Collect every line below that contains the word "odgovorno".

(Data entries)
-----

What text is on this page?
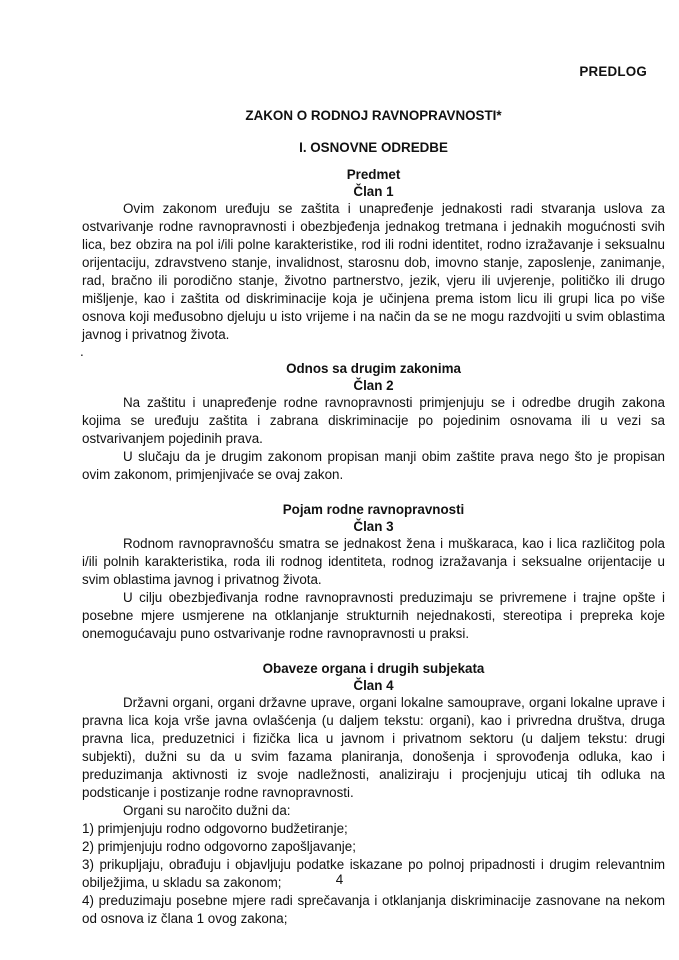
PREDLOG
ZAKON O RODNOJ RAVNOPRAVNOSTI*
I. OSNOVNE ODREDBE
Predmet
Član 1

Ovim zakonom uređuju se zaštita i unapređenje jednakosti radi stvaranja uslova za ostvarivanje rodne ravnopravnosti i obezbjeđenja jednakog tretmana i jednakih mogućnosti svih lica, bez obzira na pol i/ili polne karakteristike, rod ili rodni identitet, rodno izražavanje i seksualnu orijentaciju, zdravstveno stanje, invalidnost, starosnu dob, imovno stanje, zaposlenje, zanimanje, rad, bračno ili porodično stanje, životno partnerstvo, jezik, vjeru ili uvjerenje, političko ili drugo mišljenje, kao i zaštita od diskriminacije koja je učinjena prema istom licu ili grupi lica po više osnova koji međusobno djeluju u isto vrijeme i na način da se ne mogu razdvojiti u svim oblastima javnog i privatnog života.

.
Odnos sa drugim zakonima
Član 2

Na zaštitu i unapređenje rodne ravnopravnosti primjenjuju se i odredbe drugih zakona kojima se uređuju zaštita i zabrana diskriminacije po pojedinim osnovama ili u vezi sa ostvarivanjem pojedinih prava.

U slučaju da je drugim zakonom propisan manji obim zaštite prava nego što je propisan ovim zakonom, primjenjivaće se ovaj zakon.

Pojam rodne ravnopravnosti
Član 3

Rodnom ravnopravnošću smatra se jednakost žena i muškaraca, kao i lica različitog pola i/ili polnih karakteristika, roda ili rodnog identiteta, rodnog izražavanja i seksualne orijentacije u svim oblastima javnog i privatnog života.

U cilju obezbjeđivanja rodne ravnopravnosti preduzimaju se privremene i trajne opšte i posebne mjere usmjerene na otklanjanje strukturnih nejednakosti, stereotipa i prepreka koje onemogućavaju puno ostvarivanje rodne ravnopravnosti u praksi.

Obaveze organa i drugih subjekata
Član 4

Državni organi, organi državne uprave, organi lokalne samouprave, organi lokalne uprave i pravna lica koja vrše javna ovlašćenja (u daljem tekstu: organi), kao i privredna društva, druga pravna lica, preduzetnici i fizička lica u javnom i privatnom sektoru (u daljem tekstu: drugi subjekti), dužni su da u svim fazama planiranja, donošenja i sprovođenja odluka, kao i preduzimanja aktivnosti iz svoje nadležnosti, analiziraju i procjenjuju uticaj tih odluka na podsticanje i postizanje rodne ravnopravnosti.

Organi su naročito dužni da:

1) primjenjuju rodno odgovorno budžetiranje;

2) primjenjuju rodno odgovorno zapošljavanje;

3) prikupljaju, obrađuju i objavljuju podatke iskazane po polnoj pripadnosti i drugim relevantnim obilježjima, u skladu sa zakonom;

4) preduzimaju posebne mjere radi sprečavanja i otklanjanja diskriminacije zasnovane na nekom od osnova iz člana 1 ovog zakona;

4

-----

● PROBLEM SOLUTION
1) primjenjuju rodno odgovorno budžetiranje;
2) primjenjuju rodno odgovorno zapošljavanje;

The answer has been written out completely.